SET PROBLEM
Pick up the forum thread on passing word data from JCuda to a CUDA kernel, and continue it from the point where it stops.

SOURCE PASSAGE

String C11[][] = new String[][] {
    {"Bone Organ", "Short"} , 
    {"Flat Bone" , "Nasal Bone", "Scapula"} 
};

then it might already be pretty difficult to convert this into a form that can sensibly used in CUDA. There is no such thing like a String in C/CUDA, but only char*. Additionally, GPUs don’t like memory indirections, and handling 2D arrays in CUDA is cumbersome (so squeezing your data into a single, 1D char* array would be best, but then, it’s very likely that the conversion and data transfer will eat up all performance gains that you might get from CUDA…)

O.K. I’ll do the tokenization on host. So, I need to pass a data structure from host to device as follows
{ Bone, Organ, Short, Flat, Bone, Nasal Bone,Scapula}
from Jcuda to cuda, give me the code. please.
I am so sorry for inconvenience.

There are several options for this:

  1. You could convert the data into a 2D array that is then passed to the GPU - basically a byte[][] on Java side, which is a char** on C side. But 2D arrays are very inconvenient to handle with CUDA, and not very efficient (you’d have to copy each word individually)

  2. You could convert the data into a 1D-representation of a 2D array, with a fixed word length.

    Bone......
    Organ.....
    Short.....
    Nasal Bone
    

    This would basically mean that you store the data in an 1D (!) array that has the size of (numberOfWords)x(lengthOfLongestWord), and additionally, store the length of each word in an int[] array.

  3. You could store the data in a 1D array, and an int[] array storing the length of each word (or the start index of each word, equivalently)

    BoneOrganShortNasal Bone
       4|   5|   5|       10|
    

The decision might eventually affect the performance (and maybe even significantly). It might be that storing the data in an n*16 or n*32 array (as in version 2.) has some advantage due to the more regular memory access patterns. But I don’t have enough experience here to give a recommendation.

If it is only about the code, I can probably post a short snippet for either of the approaches.

A snapshot of the levenstein distance kernel I made for the project

__global__ void ComputationgldOnGPU(
    char *str, char *patternRemoved, char *pattern, 
    int *dX, int *EDPrevious, int *EDLast, 
    const int nx, const int ny, const int nz) {
    ...

RECORDS PROVIDED

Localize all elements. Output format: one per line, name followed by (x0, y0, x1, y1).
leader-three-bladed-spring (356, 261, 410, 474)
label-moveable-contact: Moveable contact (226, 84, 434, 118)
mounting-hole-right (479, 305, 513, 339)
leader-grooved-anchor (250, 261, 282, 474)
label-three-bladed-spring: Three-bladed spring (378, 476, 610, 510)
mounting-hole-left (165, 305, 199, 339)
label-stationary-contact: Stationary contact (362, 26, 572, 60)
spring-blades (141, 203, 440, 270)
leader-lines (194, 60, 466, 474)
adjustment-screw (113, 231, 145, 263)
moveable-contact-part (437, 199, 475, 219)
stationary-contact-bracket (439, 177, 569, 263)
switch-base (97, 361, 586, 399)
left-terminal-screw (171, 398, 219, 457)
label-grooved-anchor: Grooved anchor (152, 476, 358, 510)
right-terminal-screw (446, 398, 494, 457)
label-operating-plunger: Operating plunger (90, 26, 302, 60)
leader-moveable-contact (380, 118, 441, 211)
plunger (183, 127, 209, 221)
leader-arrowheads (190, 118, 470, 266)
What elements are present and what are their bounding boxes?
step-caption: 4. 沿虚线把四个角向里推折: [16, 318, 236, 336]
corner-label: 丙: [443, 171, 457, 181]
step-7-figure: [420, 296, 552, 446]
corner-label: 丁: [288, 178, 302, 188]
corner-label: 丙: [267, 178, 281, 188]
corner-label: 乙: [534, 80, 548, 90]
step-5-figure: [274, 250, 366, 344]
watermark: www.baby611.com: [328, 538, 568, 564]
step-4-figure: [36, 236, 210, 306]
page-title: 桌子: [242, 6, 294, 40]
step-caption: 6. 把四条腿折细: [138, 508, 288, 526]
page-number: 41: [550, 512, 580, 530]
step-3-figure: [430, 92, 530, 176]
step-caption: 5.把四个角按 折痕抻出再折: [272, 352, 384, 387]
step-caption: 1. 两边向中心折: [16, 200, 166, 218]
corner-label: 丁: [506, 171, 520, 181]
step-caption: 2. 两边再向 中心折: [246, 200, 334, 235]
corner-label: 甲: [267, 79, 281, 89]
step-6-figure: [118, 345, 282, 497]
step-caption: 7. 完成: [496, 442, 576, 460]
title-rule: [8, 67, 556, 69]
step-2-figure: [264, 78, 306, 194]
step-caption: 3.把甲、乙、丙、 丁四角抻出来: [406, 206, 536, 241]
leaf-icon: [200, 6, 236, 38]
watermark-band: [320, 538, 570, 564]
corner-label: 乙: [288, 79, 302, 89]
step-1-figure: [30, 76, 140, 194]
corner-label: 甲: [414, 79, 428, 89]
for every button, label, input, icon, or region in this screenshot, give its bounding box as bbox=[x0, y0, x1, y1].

--

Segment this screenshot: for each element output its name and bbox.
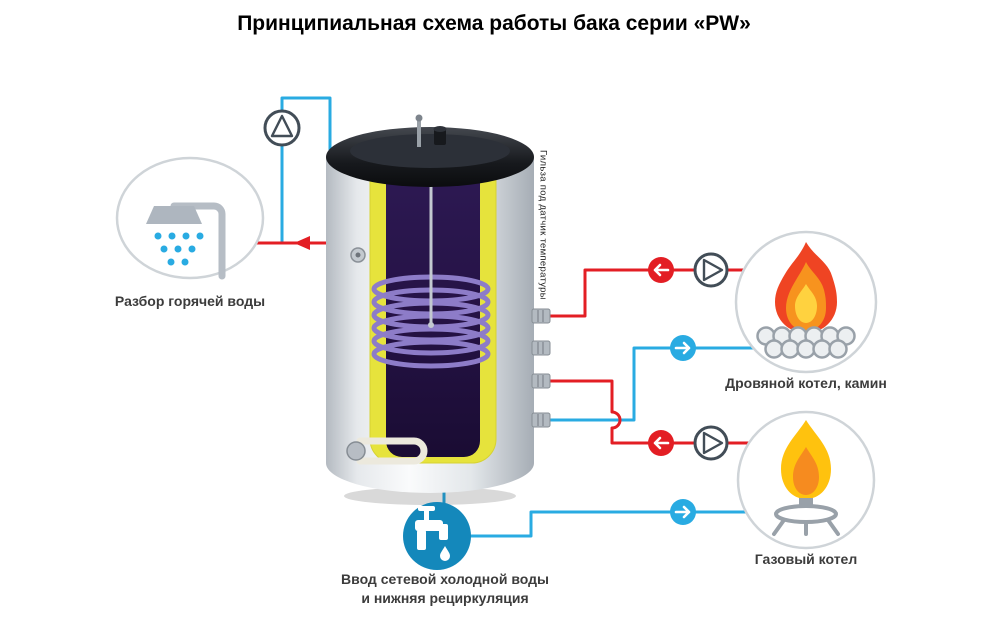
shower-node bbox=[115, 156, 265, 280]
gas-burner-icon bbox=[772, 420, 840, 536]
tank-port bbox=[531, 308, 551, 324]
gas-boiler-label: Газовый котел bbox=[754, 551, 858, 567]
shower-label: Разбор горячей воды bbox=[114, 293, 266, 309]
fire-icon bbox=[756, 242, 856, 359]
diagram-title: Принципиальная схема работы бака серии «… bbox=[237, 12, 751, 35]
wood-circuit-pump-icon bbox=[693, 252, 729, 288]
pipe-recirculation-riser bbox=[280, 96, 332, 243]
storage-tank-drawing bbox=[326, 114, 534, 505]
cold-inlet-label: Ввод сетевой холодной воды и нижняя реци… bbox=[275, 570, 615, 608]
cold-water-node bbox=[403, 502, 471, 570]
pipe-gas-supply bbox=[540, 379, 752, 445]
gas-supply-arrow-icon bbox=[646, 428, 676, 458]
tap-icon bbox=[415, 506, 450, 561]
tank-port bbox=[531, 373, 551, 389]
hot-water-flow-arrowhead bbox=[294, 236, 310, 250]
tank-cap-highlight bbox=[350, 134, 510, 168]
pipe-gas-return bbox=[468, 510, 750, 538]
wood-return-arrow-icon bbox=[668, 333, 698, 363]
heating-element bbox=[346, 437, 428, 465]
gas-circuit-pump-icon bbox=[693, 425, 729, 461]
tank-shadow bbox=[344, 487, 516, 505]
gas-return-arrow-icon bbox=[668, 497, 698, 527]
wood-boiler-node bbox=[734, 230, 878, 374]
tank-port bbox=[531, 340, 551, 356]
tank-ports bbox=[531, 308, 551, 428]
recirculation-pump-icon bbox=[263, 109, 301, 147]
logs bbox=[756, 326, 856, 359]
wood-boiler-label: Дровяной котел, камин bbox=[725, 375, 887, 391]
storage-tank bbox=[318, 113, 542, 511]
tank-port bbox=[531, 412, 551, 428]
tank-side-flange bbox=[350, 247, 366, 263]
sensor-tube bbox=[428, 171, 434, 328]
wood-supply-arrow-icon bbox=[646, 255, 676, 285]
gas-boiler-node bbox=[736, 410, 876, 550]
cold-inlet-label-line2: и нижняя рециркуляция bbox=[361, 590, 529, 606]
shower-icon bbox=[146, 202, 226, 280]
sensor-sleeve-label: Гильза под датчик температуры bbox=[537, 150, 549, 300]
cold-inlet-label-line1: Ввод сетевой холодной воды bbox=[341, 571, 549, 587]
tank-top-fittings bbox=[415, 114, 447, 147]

==

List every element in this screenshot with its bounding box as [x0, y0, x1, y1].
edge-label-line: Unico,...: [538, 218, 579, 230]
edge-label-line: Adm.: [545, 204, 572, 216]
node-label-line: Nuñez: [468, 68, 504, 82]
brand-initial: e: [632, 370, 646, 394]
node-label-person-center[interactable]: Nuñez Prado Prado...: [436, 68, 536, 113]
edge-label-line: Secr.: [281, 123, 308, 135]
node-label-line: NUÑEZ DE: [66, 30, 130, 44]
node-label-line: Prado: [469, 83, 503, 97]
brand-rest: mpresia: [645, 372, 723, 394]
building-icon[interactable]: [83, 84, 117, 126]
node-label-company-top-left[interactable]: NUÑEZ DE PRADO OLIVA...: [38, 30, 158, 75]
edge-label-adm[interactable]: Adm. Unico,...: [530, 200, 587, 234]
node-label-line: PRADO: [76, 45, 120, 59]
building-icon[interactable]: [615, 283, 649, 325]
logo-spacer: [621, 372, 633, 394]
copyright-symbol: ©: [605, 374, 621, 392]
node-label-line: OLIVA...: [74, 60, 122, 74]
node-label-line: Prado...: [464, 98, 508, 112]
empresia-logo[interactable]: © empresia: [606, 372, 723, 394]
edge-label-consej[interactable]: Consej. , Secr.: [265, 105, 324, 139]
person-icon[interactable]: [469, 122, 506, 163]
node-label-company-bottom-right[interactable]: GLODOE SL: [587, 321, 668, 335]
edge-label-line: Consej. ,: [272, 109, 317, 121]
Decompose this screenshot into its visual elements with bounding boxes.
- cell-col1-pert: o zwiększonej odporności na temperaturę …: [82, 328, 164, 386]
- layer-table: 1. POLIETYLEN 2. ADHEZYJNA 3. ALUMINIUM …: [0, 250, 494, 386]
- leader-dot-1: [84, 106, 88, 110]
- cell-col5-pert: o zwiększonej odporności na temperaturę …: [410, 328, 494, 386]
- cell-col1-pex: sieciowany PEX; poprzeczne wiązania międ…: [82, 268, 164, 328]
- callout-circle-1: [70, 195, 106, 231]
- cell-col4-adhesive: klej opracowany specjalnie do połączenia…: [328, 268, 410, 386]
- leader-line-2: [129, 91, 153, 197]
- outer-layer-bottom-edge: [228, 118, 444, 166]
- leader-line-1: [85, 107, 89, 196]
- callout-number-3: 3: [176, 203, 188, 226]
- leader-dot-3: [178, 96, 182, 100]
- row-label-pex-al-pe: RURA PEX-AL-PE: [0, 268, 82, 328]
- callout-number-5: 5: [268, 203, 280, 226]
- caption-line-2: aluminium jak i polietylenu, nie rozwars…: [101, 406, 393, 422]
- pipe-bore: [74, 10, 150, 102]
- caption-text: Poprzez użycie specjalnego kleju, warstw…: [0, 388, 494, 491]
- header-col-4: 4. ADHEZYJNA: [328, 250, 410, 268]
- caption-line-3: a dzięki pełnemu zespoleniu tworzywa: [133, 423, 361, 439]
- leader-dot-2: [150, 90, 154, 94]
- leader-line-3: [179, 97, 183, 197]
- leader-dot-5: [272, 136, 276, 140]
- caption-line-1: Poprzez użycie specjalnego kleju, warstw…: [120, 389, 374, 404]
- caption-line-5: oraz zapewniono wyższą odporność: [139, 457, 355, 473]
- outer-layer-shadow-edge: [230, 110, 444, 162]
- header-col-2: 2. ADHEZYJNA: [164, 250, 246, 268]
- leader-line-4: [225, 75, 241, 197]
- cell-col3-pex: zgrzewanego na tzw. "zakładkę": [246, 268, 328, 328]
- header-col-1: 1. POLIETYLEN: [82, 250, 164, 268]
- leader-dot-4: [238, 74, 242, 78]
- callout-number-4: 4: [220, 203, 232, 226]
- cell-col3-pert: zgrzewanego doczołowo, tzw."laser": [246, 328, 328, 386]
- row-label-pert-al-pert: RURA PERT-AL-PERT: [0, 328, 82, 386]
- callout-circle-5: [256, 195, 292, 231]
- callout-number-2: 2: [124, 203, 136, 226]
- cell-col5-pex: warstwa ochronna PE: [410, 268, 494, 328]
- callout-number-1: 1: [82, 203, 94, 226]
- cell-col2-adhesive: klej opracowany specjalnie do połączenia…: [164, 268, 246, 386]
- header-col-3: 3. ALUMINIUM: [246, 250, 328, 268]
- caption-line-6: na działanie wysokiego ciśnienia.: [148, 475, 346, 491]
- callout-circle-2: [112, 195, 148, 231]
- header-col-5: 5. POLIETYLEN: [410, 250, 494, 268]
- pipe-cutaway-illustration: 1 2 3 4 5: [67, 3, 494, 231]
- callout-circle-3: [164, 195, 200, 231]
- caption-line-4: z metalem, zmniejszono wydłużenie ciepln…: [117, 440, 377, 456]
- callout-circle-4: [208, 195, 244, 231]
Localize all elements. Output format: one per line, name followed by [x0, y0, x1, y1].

REPLY TO THE TASK
}

I compare between a string and a pattern (They are two tokens). I work on the characters of the two tokens

I need to pass an array of tokens with different lengths from Jcuda to cuda.Since the ontology is long, we will pass the ontology as partitions. A set of clusters has to be sent at one time . How can be the code of passing a set of tokens of different sizes from host to device? Give me the code, please on the host of Jcuda.

No offense, but my current impression is that you have the task to ~„do something on the GPU, because GPUs are fast“, but you don’t have an idea about how to do it, and how to do it in a way so that you even have the chance of seeing a speedup.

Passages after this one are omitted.